#### MATERIAL SUPPLIED
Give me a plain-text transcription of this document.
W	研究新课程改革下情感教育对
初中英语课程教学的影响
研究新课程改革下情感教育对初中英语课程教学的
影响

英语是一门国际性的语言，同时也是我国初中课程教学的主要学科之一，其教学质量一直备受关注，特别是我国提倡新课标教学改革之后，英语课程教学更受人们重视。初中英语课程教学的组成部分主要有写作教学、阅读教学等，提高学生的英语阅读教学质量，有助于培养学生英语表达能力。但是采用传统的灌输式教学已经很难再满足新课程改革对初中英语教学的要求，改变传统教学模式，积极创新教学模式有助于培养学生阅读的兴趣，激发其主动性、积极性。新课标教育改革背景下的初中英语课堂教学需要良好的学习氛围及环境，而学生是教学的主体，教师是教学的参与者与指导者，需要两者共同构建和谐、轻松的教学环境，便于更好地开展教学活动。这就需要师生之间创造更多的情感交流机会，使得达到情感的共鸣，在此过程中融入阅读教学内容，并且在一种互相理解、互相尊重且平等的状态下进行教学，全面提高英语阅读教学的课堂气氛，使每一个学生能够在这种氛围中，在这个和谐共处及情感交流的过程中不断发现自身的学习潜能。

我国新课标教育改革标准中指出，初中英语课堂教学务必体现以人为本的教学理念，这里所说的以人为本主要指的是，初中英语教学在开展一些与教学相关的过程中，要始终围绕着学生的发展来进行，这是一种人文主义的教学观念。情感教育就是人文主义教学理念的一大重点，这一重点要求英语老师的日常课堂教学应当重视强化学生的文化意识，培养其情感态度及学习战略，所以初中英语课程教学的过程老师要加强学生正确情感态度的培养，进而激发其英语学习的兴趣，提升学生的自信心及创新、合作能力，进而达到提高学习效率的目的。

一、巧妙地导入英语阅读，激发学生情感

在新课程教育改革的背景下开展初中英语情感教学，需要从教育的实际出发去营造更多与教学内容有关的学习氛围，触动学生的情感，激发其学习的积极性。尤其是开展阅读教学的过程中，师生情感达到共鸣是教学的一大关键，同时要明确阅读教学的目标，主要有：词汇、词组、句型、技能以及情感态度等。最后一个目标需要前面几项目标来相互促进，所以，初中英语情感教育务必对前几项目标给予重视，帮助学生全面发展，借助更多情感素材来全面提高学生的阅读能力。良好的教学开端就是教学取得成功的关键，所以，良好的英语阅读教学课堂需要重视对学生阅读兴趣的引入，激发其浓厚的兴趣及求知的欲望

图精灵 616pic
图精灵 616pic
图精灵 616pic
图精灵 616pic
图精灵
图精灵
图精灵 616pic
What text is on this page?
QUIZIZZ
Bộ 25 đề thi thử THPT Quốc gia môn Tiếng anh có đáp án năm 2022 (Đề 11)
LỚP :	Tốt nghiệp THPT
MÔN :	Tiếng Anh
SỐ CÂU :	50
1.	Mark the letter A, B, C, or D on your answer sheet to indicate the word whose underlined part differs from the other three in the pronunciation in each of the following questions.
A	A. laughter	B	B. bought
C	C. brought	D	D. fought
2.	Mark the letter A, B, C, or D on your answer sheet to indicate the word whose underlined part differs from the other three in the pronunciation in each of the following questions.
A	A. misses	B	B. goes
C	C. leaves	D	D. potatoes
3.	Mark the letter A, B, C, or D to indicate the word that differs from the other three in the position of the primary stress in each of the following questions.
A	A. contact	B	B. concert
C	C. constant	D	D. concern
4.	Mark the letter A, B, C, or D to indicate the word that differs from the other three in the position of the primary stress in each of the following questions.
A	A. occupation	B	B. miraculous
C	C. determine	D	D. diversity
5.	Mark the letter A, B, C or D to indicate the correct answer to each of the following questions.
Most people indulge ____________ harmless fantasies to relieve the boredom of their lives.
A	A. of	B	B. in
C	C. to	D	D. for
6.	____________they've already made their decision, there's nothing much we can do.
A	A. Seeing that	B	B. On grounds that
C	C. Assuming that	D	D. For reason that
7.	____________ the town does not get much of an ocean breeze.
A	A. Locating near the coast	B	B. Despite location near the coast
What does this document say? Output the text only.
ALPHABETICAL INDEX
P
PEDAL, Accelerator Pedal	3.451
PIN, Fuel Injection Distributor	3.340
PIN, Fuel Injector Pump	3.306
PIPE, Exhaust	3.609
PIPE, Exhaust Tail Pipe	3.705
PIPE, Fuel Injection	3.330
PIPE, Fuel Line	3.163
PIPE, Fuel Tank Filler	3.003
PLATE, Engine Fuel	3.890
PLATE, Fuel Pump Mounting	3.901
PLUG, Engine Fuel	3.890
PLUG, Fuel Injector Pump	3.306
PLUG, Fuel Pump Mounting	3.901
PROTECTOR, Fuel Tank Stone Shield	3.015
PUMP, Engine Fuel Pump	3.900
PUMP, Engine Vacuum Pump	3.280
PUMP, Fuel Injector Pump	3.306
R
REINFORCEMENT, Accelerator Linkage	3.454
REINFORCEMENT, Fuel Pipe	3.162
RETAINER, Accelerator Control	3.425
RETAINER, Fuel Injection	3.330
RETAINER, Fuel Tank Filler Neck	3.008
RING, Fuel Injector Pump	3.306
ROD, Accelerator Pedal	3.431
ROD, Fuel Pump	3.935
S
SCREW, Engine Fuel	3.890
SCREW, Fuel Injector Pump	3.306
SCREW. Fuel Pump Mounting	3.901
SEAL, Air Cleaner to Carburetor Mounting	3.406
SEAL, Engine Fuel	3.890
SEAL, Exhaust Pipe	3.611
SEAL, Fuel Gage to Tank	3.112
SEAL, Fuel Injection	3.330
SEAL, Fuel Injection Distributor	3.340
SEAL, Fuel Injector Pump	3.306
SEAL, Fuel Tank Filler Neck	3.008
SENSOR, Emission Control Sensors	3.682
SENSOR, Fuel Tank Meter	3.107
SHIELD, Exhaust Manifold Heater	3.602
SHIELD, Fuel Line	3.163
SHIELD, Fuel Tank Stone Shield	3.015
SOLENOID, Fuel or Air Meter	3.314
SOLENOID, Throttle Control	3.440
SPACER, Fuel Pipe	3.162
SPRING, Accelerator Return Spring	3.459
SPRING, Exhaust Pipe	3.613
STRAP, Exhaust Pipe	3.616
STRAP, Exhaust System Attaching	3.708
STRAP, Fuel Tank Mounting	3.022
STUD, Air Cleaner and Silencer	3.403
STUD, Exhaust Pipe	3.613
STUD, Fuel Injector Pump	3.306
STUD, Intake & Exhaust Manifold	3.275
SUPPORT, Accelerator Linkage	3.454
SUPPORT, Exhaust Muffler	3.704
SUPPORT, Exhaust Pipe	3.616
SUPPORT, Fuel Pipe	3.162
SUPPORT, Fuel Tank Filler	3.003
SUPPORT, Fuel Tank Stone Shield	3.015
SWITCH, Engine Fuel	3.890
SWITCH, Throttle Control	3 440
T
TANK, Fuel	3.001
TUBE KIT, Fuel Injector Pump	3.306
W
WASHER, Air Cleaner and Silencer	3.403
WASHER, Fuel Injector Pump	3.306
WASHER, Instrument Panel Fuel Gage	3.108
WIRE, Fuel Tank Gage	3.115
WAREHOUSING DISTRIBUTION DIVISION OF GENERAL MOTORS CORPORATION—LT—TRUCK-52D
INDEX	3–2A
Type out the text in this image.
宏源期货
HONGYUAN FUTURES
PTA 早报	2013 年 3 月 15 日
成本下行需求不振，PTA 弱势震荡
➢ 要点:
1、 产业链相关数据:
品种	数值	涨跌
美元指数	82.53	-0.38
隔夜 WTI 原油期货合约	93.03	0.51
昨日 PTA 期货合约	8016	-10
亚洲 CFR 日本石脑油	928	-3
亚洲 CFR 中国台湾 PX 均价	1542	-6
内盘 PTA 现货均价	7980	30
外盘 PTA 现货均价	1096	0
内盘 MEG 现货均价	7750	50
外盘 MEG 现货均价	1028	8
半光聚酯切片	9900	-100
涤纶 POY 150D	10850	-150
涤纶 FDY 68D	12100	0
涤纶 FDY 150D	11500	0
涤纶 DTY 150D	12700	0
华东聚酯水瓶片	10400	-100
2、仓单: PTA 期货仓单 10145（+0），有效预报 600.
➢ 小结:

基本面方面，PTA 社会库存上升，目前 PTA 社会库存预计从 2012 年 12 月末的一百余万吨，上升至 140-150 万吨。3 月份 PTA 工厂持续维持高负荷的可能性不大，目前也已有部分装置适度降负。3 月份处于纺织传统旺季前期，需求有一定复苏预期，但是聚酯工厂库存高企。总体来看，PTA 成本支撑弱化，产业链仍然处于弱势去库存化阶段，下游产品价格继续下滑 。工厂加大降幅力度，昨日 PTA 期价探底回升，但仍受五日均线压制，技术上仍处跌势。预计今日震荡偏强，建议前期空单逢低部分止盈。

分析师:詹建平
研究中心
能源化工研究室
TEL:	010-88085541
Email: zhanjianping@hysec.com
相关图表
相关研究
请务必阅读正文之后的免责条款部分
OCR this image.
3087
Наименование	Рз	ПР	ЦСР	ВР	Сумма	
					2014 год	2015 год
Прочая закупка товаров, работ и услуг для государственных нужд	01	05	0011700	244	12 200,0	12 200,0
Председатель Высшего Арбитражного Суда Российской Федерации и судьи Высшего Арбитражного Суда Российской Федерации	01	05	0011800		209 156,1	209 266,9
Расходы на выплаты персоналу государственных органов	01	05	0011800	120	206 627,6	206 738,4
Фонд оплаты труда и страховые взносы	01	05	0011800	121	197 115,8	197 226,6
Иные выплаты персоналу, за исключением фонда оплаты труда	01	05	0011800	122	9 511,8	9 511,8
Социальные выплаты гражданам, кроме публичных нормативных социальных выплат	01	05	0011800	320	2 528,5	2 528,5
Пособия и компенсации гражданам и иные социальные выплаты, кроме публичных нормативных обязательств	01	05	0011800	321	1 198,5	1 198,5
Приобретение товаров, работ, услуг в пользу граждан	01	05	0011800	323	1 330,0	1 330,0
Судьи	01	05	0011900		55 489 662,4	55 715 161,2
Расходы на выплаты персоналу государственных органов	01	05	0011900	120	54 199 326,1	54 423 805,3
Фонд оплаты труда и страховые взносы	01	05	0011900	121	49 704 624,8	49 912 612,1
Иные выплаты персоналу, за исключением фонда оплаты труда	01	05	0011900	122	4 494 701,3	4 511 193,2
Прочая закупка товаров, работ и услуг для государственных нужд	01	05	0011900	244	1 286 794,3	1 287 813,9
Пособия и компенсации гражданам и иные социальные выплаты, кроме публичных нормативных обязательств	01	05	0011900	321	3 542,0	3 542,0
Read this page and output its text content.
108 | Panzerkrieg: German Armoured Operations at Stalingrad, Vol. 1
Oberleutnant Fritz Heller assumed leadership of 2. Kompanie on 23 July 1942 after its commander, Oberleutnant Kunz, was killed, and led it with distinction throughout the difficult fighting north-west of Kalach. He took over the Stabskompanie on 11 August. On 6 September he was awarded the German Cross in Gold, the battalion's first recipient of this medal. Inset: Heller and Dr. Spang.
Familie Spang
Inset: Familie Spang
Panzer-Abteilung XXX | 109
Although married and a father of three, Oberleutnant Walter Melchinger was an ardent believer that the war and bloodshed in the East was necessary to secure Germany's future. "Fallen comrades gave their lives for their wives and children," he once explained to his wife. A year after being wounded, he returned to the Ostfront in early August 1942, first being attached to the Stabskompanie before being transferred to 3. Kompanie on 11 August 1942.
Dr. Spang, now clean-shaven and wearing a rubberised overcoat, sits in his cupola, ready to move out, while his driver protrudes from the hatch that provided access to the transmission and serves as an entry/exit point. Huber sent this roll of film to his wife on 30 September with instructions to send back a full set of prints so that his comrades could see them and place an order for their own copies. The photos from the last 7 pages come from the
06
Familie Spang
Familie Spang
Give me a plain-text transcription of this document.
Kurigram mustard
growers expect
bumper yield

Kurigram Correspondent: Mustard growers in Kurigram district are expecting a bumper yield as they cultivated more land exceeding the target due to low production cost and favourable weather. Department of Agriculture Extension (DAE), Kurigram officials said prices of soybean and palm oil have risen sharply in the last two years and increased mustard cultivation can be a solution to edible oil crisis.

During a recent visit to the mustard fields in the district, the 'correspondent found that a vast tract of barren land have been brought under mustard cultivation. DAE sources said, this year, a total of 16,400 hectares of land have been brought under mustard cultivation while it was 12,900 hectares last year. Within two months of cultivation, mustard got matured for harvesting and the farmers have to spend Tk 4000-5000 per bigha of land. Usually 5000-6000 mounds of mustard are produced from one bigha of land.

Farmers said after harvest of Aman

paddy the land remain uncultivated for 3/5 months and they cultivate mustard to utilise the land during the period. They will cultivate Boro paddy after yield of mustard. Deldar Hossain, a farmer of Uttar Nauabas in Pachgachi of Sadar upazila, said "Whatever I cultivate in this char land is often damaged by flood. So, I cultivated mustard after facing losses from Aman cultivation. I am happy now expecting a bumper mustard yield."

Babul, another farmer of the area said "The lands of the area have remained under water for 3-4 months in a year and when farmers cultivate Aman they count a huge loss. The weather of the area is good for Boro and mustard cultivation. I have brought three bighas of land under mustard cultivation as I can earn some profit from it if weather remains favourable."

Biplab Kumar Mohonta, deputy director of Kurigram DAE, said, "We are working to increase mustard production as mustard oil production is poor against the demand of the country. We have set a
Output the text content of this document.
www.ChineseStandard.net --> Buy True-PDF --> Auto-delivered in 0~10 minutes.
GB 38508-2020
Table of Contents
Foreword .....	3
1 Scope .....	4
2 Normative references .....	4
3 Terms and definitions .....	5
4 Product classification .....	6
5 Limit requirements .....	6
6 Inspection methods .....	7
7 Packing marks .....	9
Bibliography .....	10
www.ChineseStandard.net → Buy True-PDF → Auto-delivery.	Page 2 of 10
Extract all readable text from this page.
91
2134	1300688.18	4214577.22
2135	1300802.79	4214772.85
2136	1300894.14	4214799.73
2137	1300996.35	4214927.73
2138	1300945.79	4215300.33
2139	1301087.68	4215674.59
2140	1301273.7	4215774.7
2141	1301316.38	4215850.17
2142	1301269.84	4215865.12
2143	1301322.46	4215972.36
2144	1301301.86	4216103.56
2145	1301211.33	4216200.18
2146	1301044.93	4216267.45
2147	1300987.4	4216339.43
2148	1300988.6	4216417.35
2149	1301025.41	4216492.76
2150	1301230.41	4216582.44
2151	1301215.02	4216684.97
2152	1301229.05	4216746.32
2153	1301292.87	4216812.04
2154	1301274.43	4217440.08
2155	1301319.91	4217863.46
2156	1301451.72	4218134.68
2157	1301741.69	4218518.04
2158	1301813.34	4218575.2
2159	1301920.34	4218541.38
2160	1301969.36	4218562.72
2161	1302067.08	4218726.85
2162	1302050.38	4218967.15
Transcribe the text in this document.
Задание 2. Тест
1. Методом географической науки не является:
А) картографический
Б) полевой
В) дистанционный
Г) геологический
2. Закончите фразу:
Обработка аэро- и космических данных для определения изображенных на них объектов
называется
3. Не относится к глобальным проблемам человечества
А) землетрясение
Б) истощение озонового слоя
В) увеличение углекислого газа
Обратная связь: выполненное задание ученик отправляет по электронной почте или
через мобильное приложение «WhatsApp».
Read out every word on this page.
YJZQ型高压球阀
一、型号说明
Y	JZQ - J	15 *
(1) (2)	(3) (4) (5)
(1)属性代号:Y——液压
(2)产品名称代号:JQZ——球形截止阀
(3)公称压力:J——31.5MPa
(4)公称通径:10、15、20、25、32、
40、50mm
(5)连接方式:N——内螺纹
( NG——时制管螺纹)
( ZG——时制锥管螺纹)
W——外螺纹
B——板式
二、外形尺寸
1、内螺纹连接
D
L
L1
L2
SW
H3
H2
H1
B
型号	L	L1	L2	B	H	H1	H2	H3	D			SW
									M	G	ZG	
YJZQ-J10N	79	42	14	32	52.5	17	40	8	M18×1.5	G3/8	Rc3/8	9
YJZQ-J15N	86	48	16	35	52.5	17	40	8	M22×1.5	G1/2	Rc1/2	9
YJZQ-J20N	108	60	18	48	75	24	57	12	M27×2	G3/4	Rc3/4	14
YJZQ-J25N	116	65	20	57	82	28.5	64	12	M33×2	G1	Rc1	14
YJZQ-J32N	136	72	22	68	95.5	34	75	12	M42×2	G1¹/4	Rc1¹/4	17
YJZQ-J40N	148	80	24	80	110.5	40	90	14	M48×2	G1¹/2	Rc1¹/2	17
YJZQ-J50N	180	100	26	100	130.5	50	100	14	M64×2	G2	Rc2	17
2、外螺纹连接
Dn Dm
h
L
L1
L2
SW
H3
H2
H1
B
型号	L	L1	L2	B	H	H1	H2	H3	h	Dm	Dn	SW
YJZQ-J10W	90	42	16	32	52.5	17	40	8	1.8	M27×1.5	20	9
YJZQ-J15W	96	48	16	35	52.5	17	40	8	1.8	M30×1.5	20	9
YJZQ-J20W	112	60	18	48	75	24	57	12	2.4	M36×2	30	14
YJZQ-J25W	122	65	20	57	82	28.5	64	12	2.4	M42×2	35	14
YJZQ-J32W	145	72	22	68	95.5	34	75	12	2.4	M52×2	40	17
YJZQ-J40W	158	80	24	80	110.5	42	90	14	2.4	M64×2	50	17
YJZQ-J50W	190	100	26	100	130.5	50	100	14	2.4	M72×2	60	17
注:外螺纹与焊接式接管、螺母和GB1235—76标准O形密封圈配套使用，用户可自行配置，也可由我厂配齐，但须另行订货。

#### WHAT IS EXPECTED
How many lines of the entries above hold the string "закупка"? Reply with the number alone.

#### COMPLETED TASK
2